▶ Given instruction a
From the article on the sin taxes hike, extract everything from "HARARE - Tobacco" down to "Paurina Mpariwa said." without changing a word.

▶ Source
_____

Sin taxes hike looms

HARARE - Tobacco and alcohol consumers must brace for a price hike as government works towards ensuring that sin taxes fund a disability fund, Labour minister Paurina Mpariwa said.

Speaking on the sidelines of the 22nd Session of the ministerial Governing Board (GB) of the African Rehabilitation Institute (Ari), Mpariwa said the price policy is going to be used to reduce the damage caused by tobacco and alcohol.

“Sin taxes are taxes imposed on activities harmful to society.  Alcohol and tobacco are vices thus prime targets of heavy taxation,” Mpariwa said.

“We are going to adopt a levy system on tobacco and alcohol that will be aimed at controlling the intake of these products, and at the same time contributing towards the welfare of the disabled,” said Mpariwa.

“We know that alcohol and tobacco multinational companies are going to protest, but we are ready for them as this has been implemented elsewhere,” the minister said.

“This tax price policy is coming. If other countries have done it for the greater good, why can’t we,” the outspoken minister said.

_____

▶ Given instruction b
Copy the lines of the listing word for word, everything from the line containing "bio-line-3: Tec. Informática" down to the line containing "tab-tagged-label: MARCADOS bbox=[986, 762, 1096, 781]", both included.

[Box coordinate listing]
_____

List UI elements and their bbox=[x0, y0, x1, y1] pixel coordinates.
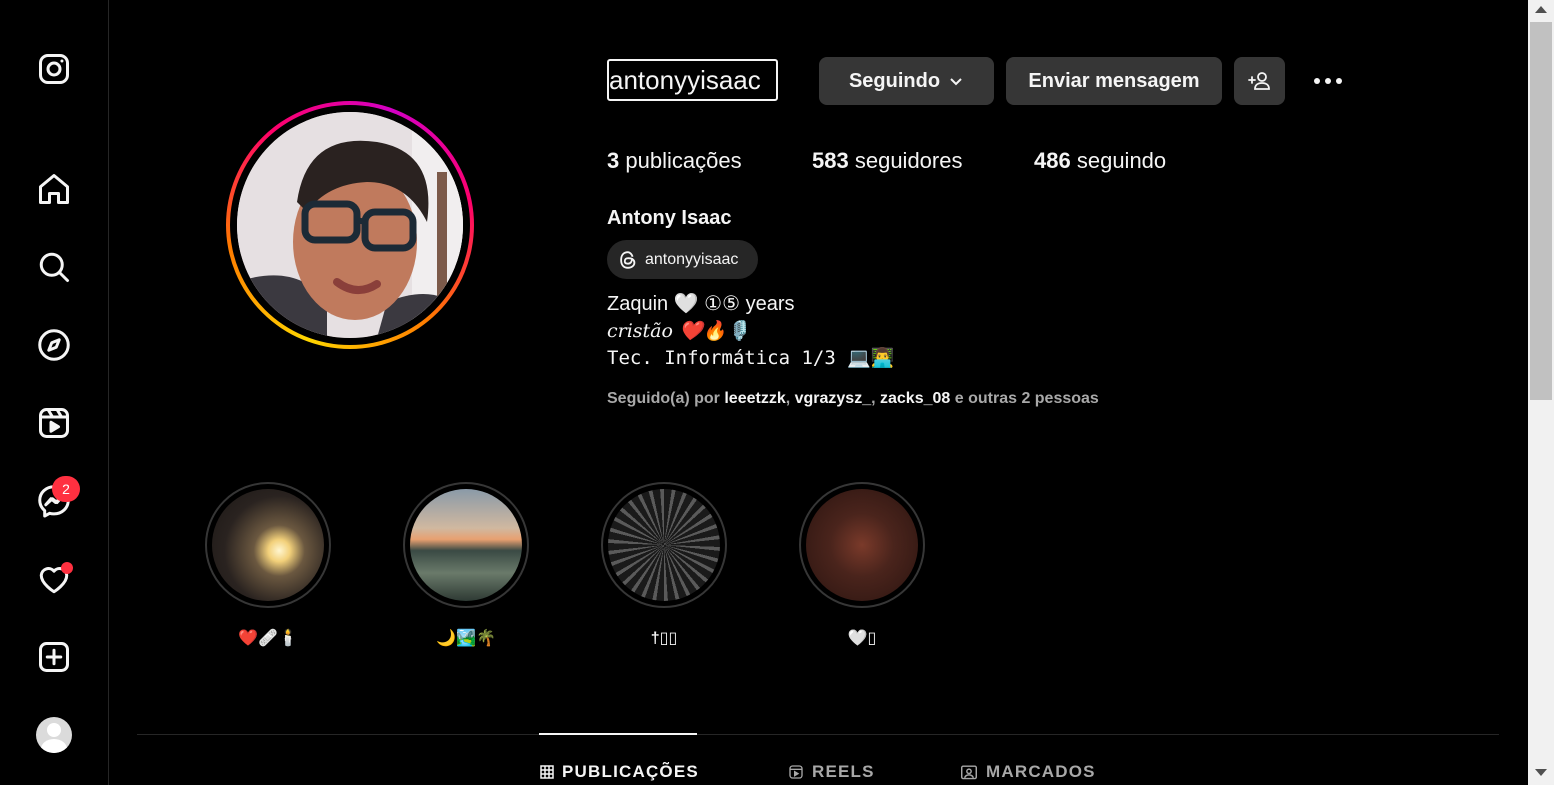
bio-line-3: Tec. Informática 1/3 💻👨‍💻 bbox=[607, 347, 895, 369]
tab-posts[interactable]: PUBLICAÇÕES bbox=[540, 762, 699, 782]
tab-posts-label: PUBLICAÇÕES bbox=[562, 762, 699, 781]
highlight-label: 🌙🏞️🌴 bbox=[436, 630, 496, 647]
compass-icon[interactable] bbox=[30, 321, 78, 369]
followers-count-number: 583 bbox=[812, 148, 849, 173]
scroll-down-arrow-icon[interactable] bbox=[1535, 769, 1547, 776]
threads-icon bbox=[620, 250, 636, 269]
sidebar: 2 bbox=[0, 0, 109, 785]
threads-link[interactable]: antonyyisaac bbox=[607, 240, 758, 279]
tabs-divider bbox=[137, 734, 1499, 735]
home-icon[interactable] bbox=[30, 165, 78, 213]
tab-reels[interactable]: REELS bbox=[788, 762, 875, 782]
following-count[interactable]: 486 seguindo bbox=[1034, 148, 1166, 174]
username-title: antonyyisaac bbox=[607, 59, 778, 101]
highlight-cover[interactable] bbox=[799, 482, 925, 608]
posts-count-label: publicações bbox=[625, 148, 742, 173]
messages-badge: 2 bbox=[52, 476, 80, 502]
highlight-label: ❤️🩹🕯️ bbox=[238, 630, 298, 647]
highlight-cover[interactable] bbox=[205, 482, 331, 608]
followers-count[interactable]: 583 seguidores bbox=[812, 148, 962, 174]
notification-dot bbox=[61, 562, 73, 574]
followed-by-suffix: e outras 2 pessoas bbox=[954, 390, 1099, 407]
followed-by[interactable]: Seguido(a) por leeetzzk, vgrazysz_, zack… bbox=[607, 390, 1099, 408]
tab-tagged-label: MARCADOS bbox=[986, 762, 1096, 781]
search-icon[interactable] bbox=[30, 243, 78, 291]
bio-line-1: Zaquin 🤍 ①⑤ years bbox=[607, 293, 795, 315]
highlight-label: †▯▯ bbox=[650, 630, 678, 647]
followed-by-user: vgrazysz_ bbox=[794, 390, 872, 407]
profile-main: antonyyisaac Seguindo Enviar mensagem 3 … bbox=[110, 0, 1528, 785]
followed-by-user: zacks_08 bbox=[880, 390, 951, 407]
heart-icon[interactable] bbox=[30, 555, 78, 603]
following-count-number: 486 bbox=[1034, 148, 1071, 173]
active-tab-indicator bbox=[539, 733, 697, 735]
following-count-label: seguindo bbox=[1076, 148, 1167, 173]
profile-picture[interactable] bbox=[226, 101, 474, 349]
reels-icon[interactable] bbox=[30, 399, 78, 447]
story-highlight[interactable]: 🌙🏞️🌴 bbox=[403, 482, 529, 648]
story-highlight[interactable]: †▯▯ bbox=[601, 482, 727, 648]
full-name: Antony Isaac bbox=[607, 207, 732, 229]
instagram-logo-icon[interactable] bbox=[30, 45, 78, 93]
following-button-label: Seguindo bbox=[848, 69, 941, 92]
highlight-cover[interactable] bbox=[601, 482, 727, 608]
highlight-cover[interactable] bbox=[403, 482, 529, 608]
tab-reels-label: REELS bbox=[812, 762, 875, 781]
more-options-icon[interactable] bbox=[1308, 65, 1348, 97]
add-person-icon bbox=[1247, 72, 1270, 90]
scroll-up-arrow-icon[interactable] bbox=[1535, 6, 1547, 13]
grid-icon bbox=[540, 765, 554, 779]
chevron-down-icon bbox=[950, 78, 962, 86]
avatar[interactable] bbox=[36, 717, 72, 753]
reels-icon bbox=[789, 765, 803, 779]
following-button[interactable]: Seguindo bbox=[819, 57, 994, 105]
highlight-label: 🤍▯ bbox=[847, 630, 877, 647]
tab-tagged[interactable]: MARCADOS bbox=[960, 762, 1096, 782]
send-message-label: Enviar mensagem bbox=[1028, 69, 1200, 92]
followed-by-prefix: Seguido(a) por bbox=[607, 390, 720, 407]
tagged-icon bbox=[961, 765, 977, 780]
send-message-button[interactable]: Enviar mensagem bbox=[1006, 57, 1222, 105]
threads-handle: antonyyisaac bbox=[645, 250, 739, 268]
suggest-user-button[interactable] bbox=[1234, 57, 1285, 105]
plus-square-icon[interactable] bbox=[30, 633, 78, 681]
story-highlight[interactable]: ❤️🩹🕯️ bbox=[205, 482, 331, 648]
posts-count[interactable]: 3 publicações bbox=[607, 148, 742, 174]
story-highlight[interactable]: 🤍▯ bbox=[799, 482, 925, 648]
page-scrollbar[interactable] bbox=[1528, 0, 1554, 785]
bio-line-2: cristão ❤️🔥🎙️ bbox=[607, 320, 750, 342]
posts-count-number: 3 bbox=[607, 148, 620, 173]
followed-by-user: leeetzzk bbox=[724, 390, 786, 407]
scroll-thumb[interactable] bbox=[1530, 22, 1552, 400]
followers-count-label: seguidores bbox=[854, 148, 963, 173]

_____

▶ Answer a
HARARE - Tobacco and alcohol consumers must brace for a price hike as government works towards ensuring that sin taxes fund a disability fund, Labour minister Paurina Mpariwa said.

▶ Answer b
bio-line-3: Tec. Informática 1/3 💻👨‍💻 bbox=[607, 347, 895, 369]
tab-posts[interactable]: PUBLICAÇÕES bbox=[540, 762, 699, 782]
tab-posts-label: PUBLICAÇÕES bbox=[562, 762, 699, 781]
highlight-label: 🌙🏞️🌴 bbox=[436, 630, 496, 647]
compass-icon[interactable] bbox=[30, 321, 78, 369]
followers-count-number: 583 bbox=[812, 148, 849, 173]
scroll-down-arrow-icon[interactable] bbox=[1535, 769, 1547, 776]
threads-icon bbox=[620, 250, 636, 269]
sidebar: 2 bbox=[0, 0, 109, 785]
threads-link[interactable]: antonyyisaac bbox=[607, 240, 758, 279]
tabs-divider bbox=[137, 734, 1499, 735]
home-icon[interactable] bbox=[30, 165, 78, 213]
tab-reels[interactable]: REELS bbox=[788, 762, 875, 782]
following-count[interactable]: 486 seguindo bbox=[1034, 148, 1166, 174]
username-title: antonyyisaac bbox=[607, 59, 778, 101]
highlight-cover[interactable] bbox=[799, 482, 925, 608]
posts-count-label: publicações bbox=[625, 148, 742, 173]
messages-badge: 2 bbox=[52, 476, 80, 502]
highlight-label: ❤️🩹🕯️ bbox=[238, 630, 298, 647]
highlight-cover[interactable] bbox=[205, 482, 331, 608]
followers-count[interactable]: 583 seguidores bbox=[812, 148, 962, 174]
notification-dot bbox=[61, 562, 73, 574]
followed-by-suffix: e outras 2 pessoas bbox=[954, 390, 1099, 407]
followed-by[interactable]: Seguido(a) por leeetzzk, vgrazysz_, zack… bbox=[607, 390, 1099, 408]
tab-tagged-label: MARCADOS bbox=[986, 762, 1096, 781]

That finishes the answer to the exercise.